Lines of data
------------------------

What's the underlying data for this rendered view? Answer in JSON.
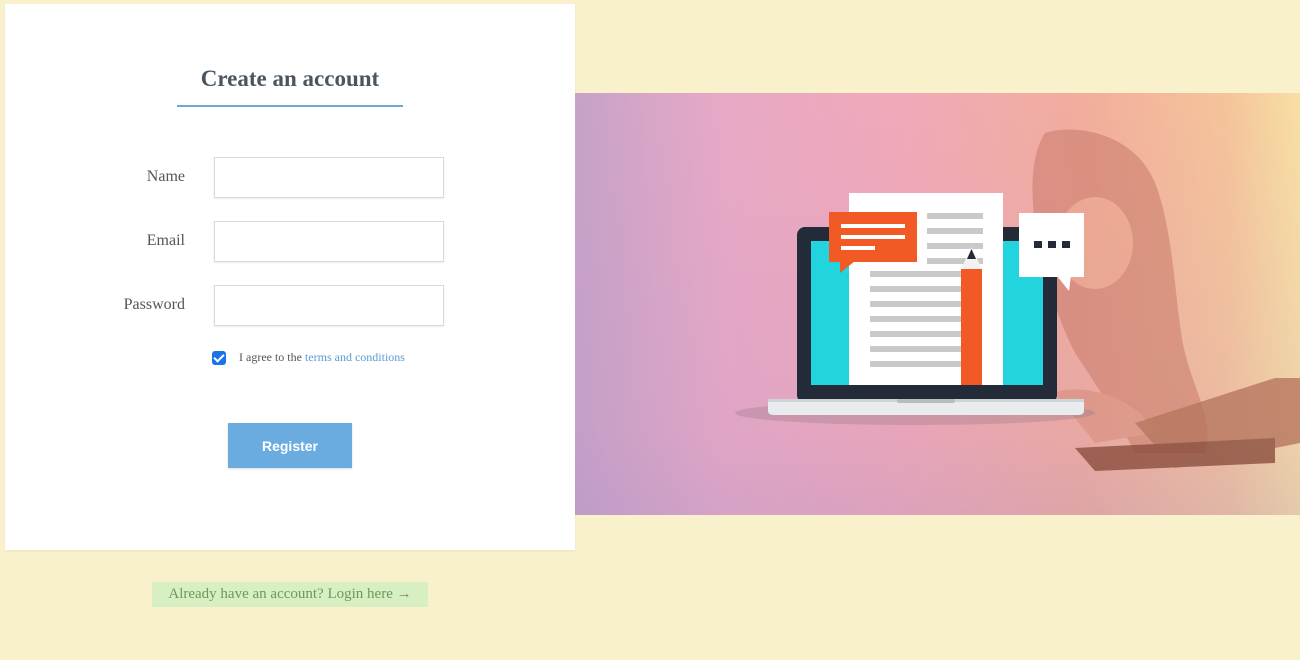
{
  "form": {
    "title": "Create an account",
    "fields": [
      {
        "label": "Name",
        "value": "",
        "placeholder": ""
      },
      {
        "label": "Email",
        "value": "",
        "placeholder": ""
      },
      {
        "label": "Password",
        "value": "",
        "placeholder": ""
      }
    ],
    "agree_text": "I agree to the",
    "terms_link": "terms and conditions",
    "agree_checked": true,
    "register_label": "Register"
  },
  "login_link": "Already have an account? Login here →",
  "hero": {
    "icons": [
      "laptop-illustration",
      "document-icon",
      "pencil-icon",
      "chat-bubble-icon",
      "ellipsis-bubble-icon"
    ]
  },
  "colors": {
    "background": "#f9f0cc",
    "accent": "#6aace0",
    "login_bg": "#d8efc4",
    "login_text": "#6a9a5a"
  }
}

------------------------

Without including any picture, retype the entries exactly.

What's the underlying data for this rendered view? Answer in JSON.
{
  "form": {
    "title": "Create an account",
    "fields": [
      {
        "label": "Name",
        "value": "",
        "placeholder": ""
      },
      {
        "label": "Email",
        "value": "",
        "placeholder": ""
      },
      {
        "label": "Password",
        "value": "",
        "placeholder": ""
      }
    ],
    "agree_text": "I agree to the",
    "terms_link": "terms and conditions",
    "agree_checked": true,
    "register_label": "Register"
  },
  "login_link": "Already have an account? Login here →",
  "hero": {
    "icons": [
      "laptop-illustration",
      "document-icon",
      "pencil-icon",
      "chat-bubble-icon",
      "ellipsis-bubble-icon"
    ]
  },
  "colors": {
    "background": "#f9f0cc",
    "accent": "#6aace0",
    "login_bg": "#d8efc4",
    "login_text": "#6a9a5a"
  }
}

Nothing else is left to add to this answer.